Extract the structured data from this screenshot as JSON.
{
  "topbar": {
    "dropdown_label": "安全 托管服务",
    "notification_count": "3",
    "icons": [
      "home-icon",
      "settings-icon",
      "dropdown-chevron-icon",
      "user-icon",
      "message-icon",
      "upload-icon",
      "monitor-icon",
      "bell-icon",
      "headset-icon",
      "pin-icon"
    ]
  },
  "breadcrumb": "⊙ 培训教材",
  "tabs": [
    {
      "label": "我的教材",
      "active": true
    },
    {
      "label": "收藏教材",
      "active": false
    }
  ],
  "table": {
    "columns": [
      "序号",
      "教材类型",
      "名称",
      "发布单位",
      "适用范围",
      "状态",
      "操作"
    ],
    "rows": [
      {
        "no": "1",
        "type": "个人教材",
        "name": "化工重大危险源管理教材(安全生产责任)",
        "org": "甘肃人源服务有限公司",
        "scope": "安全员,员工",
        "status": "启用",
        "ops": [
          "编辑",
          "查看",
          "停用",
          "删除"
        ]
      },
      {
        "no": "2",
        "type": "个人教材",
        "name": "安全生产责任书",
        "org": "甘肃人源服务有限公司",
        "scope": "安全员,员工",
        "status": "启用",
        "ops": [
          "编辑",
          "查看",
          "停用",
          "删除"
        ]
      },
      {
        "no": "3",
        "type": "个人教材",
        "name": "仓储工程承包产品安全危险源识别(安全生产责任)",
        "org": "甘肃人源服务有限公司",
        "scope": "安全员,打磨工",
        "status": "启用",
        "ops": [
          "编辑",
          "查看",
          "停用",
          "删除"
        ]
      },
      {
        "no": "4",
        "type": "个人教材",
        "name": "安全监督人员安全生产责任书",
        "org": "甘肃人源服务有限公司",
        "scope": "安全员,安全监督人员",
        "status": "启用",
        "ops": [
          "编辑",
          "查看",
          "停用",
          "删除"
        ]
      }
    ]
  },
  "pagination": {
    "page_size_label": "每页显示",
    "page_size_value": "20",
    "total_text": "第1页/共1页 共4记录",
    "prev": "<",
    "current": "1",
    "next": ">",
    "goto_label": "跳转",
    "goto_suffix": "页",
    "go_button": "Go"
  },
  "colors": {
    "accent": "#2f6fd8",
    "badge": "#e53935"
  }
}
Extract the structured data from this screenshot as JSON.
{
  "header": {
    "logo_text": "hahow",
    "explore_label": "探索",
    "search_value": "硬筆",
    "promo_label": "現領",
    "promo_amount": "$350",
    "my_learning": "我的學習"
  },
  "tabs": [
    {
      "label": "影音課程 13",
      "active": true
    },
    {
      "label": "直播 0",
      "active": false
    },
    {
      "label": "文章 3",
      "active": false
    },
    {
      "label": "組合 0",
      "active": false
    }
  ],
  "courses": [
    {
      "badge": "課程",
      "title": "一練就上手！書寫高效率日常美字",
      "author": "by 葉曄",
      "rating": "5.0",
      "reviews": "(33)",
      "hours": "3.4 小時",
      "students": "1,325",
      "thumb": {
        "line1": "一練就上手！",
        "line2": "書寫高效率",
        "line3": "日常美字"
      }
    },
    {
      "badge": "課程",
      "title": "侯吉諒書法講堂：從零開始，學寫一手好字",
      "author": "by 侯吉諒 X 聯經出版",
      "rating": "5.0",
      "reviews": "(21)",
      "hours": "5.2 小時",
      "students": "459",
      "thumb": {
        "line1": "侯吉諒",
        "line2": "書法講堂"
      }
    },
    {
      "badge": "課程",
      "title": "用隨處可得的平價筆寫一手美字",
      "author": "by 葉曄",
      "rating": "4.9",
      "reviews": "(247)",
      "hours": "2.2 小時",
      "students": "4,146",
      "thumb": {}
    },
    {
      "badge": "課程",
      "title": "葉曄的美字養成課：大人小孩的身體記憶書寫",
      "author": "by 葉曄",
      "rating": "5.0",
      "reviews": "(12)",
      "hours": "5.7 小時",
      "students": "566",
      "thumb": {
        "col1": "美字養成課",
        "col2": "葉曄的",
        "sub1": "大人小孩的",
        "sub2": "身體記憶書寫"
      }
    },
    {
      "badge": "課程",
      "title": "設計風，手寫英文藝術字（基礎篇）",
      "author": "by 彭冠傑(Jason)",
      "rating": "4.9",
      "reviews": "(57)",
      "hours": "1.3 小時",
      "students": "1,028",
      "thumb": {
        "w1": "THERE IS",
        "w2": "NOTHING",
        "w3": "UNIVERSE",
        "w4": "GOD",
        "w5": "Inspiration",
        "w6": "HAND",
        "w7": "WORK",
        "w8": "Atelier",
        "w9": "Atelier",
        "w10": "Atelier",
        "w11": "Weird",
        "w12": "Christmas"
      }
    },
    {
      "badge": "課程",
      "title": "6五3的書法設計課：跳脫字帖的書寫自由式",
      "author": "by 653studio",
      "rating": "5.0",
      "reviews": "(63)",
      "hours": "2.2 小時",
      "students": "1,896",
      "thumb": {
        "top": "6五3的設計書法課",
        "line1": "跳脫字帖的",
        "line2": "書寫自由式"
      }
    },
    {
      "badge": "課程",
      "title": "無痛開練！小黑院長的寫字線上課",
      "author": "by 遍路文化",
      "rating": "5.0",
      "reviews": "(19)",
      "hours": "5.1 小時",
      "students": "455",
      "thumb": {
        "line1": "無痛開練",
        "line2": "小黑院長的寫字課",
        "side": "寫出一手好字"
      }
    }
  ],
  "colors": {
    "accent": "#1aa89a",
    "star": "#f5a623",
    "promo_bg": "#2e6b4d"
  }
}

---

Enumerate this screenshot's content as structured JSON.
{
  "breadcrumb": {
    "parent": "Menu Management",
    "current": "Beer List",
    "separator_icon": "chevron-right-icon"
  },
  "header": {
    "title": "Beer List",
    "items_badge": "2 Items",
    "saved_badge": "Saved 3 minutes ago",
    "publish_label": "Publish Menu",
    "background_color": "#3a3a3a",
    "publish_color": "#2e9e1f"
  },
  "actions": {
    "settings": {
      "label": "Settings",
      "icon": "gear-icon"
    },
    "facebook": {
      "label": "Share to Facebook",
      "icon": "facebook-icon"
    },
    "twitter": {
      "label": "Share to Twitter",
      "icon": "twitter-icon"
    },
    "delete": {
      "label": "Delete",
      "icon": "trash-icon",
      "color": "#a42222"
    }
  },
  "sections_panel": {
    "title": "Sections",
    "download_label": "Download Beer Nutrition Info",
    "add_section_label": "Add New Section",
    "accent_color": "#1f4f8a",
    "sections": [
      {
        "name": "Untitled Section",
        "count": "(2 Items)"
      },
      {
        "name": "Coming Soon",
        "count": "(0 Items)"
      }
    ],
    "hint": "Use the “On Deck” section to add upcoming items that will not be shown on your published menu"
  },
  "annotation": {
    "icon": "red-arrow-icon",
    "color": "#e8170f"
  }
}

- Stated exercise: Go through the material above and count the lines that contain "Beer"; give that number alone.

- Written solution: 3